START GIVEN RECORDS

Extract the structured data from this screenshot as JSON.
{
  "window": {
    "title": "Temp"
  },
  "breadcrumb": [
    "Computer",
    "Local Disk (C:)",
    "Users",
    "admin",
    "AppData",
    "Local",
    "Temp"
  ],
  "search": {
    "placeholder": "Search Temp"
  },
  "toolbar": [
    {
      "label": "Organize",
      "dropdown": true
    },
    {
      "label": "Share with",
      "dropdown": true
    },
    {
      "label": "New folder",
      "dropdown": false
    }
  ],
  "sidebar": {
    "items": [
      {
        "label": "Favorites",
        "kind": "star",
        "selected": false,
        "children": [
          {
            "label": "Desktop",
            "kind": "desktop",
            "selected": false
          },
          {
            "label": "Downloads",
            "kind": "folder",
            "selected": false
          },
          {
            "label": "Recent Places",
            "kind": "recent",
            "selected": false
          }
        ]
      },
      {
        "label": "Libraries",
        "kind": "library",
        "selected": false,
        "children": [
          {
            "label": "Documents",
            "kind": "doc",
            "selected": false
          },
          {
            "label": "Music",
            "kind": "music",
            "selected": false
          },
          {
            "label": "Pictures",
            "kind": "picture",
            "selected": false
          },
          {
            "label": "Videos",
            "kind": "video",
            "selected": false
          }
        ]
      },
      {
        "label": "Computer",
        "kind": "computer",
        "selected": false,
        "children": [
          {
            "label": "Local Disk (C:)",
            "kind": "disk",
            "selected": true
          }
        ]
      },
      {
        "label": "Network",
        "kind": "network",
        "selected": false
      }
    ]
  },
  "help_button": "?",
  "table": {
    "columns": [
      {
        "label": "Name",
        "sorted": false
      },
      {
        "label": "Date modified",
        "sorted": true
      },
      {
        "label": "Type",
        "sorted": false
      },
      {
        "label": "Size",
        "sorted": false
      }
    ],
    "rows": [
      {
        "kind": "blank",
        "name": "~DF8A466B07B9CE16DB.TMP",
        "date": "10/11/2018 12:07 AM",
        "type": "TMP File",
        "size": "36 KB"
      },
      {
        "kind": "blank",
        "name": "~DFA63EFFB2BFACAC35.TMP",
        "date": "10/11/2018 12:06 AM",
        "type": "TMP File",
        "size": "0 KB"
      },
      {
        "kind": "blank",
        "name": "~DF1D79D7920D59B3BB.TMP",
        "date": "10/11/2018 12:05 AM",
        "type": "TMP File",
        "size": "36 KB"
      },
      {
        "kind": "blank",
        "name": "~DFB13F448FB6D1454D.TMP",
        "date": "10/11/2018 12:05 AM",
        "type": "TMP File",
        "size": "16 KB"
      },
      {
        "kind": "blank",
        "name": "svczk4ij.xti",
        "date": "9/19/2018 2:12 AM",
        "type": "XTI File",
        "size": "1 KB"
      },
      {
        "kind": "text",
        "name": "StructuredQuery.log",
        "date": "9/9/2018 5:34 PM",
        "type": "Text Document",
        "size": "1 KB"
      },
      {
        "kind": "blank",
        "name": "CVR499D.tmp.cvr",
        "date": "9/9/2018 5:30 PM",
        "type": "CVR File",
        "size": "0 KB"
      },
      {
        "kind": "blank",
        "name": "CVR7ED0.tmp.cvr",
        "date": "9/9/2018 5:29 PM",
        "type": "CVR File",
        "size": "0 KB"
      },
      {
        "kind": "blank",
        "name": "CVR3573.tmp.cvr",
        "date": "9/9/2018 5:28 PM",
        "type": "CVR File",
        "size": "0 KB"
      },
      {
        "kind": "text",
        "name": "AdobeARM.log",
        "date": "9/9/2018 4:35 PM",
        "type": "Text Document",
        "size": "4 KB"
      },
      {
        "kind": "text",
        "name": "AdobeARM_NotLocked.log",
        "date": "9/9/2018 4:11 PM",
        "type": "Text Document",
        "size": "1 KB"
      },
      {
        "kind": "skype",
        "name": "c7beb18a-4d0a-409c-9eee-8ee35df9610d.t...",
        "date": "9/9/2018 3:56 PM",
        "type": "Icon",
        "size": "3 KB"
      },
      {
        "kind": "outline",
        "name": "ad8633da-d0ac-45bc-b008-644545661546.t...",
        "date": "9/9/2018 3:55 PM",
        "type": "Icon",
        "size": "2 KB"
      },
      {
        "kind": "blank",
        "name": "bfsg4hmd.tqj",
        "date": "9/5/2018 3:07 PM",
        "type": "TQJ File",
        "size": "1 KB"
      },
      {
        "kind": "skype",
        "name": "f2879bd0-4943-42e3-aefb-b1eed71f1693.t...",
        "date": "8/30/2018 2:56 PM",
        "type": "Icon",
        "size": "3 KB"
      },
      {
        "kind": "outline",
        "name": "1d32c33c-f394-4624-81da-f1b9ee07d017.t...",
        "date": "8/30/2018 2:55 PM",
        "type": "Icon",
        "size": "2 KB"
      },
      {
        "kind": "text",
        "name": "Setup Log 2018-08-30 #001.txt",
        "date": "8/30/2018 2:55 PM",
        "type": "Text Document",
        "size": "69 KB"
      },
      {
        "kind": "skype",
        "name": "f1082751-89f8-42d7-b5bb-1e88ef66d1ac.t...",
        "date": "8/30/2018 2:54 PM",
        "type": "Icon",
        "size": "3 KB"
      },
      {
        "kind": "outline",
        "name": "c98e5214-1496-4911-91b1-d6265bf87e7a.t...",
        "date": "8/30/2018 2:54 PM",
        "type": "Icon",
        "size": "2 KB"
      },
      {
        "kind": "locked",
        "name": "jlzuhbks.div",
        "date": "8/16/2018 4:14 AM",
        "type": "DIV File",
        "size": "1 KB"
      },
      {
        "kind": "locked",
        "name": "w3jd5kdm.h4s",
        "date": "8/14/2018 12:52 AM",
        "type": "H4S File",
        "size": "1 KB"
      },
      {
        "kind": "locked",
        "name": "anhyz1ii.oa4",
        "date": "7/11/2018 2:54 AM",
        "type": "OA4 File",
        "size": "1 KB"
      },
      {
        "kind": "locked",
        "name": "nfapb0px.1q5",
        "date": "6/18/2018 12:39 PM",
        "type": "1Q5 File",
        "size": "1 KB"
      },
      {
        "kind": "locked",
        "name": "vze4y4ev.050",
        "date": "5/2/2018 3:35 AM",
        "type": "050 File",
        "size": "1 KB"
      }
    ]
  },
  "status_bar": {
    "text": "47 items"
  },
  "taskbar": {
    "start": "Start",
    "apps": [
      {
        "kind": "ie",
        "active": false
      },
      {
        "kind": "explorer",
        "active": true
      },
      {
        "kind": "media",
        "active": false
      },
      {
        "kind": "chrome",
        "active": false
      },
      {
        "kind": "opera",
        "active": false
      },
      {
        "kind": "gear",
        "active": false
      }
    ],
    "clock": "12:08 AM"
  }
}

END GIVEN RECORDS

• [GIVEN TASK]: Write out every line of the records exactly.

• [PROBLEM SOLUTION]:
Extract the structured data from this screenshot as JSON.
{
  "window": {
    "title": "Temp"
  },
  "breadcrumb": [
    "Computer",
    "Local Disk (C:)",
    "Users",
    "admin",
    "AppData",
    "Local",
    "Temp"
  ],
  "search": {
    "placeholder": "Search Temp"
  },
  "toolbar": [
    {
      "label": "Organize",
      "dropdown": true
    },
    {
      "label": "Share with",
      "dropdown": true
    },
    {
      "label": "New folder",
      "dropdown": false
    }
  ],
  "sidebar": {
    "items": [
      {
        "label": "Favorites",
        "kind": "star",
        "selected": false,
        "children": [
          {
            "label": "Desktop",
            "kind": "desktop",
            "selected": false
          },
          {
            "label": "Downloads",
            "kind": "folder",
            "selected": false
          },
          {
            "label": "Recent Places",
            "kind": "recent",
            "selected": false
          }
        ]
      },
      {
        "label": "Libraries",
        "kind": "library",
        "selected": false,
        "children": [
          {
            "label": "Documents",
            "kind": "doc",
            "selected": false
          },
          {
            "label": "Music",
            "kind": "music",
            "selected": false
          },
          {
            "label": "Pictures",
            "kind": "picture",
            "selected": false
          },
          {
            "label": "Videos",
            "kind": "video",
            "selected": false
          }
        ]
      },
      {
        "label": "Computer",
        "kind": "computer",
        "selected": false,
        "children": [
          {
            "label": "Local Disk (C:)",
            "kind": "disk",
            "selected": true
          }
        ]
      },
      {
        "label": "Network",
        "kind": "network",
        "selected": false
      }
    ]
  },
  "help_button": "?",
  "table": {
    "columns": [
      {
        "label": "Name",
        "sorted": false
      },
      {
        "label": "Date modified",
        "sorted": true
      },
      {
        "label": "Type",
        "sorted": false
      },
      {
        "label": "Size",
        "sorted": false
      }
    ],
    "rows": [
      {
        "kind": "blank",
        "name": "~DF8A466B07B9CE16DB.TMP",
        "date": "10/11/2018 12:07 AM",
        "type": "TMP File",
        "size": "36 KB"
      },
      {
        "kind": "blank",
        "name": "~DFA63EFFB2BFACAC35.TMP",
        "date": "10/11/2018 12:06 AM",
        "type": "TMP File",
        "size": "0 KB"
      },
      {
        "kind": "blank",
        "name": "~DF1D79D7920D59B3BB.TMP",
        "date": "10/11/2018 12:05 AM",
        "type": "TMP File",
        "size": "36 KB"
      },
      {
        "kind": "blank",
        "name": "~DFB13F448FB6D1454D.TMP",
        "date": "10/11/2018 12:05 AM",
        "type": "TMP File",
        "size": "16 KB"
      },
      {
        "kind": "blank",
        "name": "svczk4ij.xti",
        "date": "9/19/2018 2:12 AM",
        "type": "XTI File",
        "size": "1 KB"
      },
      {
        "kind": "text",
        "name": "StructuredQuery.log",
        "date": "9/9/2018 5:34 PM",
        "type": "Text Document",
        "size": "1 KB"
      },
      {
        "kind": "blank",
        "name": "CVR499D.tmp.cvr",
        "date": "9/9/2018 5:30 PM",
        "type": "CVR File",
        "size": "0 KB"
      },
      {
        "kind": "blank",
        "name": "CVR7ED0.tmp.cvr",
        "date": "9/9/2018 5:29 PM",
        "type": "CVR File",
        "size": "0 KB"
      },
      {
        "kind": "blank",
        "name": "CVR3573.tmp.cvr",
        "date": "9/9/2018 5:28 PM",
        "type": "CVR File",
        "size": "0 KB"
      },
      {
        "kind": "text",
        "name": "AdobeARM.log",
        "date": "9/9/2018 4:35 PM",
        "type": "Text Document",
        "size": "4 KB"
      },
      {
        "kind": "text",
        "name": "AdobeARM_NotLocked.log",
        "date": "9/9/2018 4:11 PM",
        "type": "Text Document",
        "size": "1 KB"
      },
      {
        "kind": "skype",
        "name": "c7beb18a-4d0a-409c-9eee-8ee35df9610d.t...",
        "date": "9/9/2018 3:56 PM",
        "type": "Icon",
        "size": "3 KB"
      },
      {
        "kind": "outline",
        "name": "ad8633da-d0ac-45bc-b008-644545661546.t...",
        "date": "9/9/2018 3:55 PM",
        "type": "Icon",
        "size": "2 KB"
      },
      {
        "kind": "blank",
        "name": "bfsg4hmd.tqj",
        "date": "9/5/2018 3:07 PM",
        "type": "TQJ File",
        "size": "1 KB"
      },
      {
        "kind": "skype",
        "name": "f2879bd0-4943-42e3-aefb-b1eed71f1693.t...",
        "date": "8/30/2018 2:56 PM",
        "type": "Icon",
        "size": "3 KB"
      },
      {
        "kind": "outline",
        "name": "1d32c33c-f394-4624-81da-f1b9ee07d017.t...",
        "date": "8/30/2018 2:55 PM",
        "type": "Icon",
        "size": "2 KB"
      },
      {
        "kind": "text",
        "name": "Setup Log 2018-08-30 #001.txt",
        "date": "8/30/2018 2:55 PM",
        "type": "Text Document",
        "size": "69 KB"
      },
      {
        "kind": "skype",
        "name": "f1082751-89f8-42d7-b5bb-1e88ef66d1ac.t...",
        "date": "8/30/2018 2:54 PM",
        "type": "Icon",
        "size": "3 KB"
      },
      {
        "kind": "outline",
        "name": "c98e5214-1496-4911-91b1-d6265bf87e7a.t...",
        "date": "8/30/2018 2:54 PM",
        "type": "Icon",
        "size": "2 KB"
      },
      {
        "kind": "locked",
        "name": "jlzuhbks.div",
        "date": "8/16/2018 4:14 AM",
        "type": "DIV File",
        "size": "1 KB"
      },
      {
        "kind": "locked",
        "name": "w3jd5kdm.h4s",
        "date": "8/14/2018 12:52 AM",
        "type": "H4S File",
        "size": "1 KB"
      },
      {
        "kind": "locked",
        "name": "anhyz1ii.oa4",
        "date": "7/11/2018 2:54 AM",
        "type": "OA4 File",
        "size": "1 KB"
      },
      {
        "kind": "locked",
        "name": "nfapb0px.1q5",
        "date": "6/18/2018 12:39 PM",
        "type": "1Q5 File",
        "size": "1 KB"
      },
      {
        "kind": "locked",
        "name": "vze4y4ev.050",
        "date": "5/2/2018 3:35 AM",
        "type": "050 File",
        "size": "1 KB"
      }
    ]
  },
  "status_bar": {
    "text": "47 items"
  },
  "taskbar": {
    "start": "Start",
    "apps": [
      {
        "kind": "ie",
        "active": false
      },
      {
        "kind": "explorer",
        "active": true
      },
      {
        "kind": "media",
        "active": false
      },
      {
        "kind": "chrome",
        "active": false
      },
      {
        "kind": "opera",
        "active": false
      },
      {
        "kind": "gear",
        "active": false
      }
    ],
    "clock": "12:08 AM"
  }
}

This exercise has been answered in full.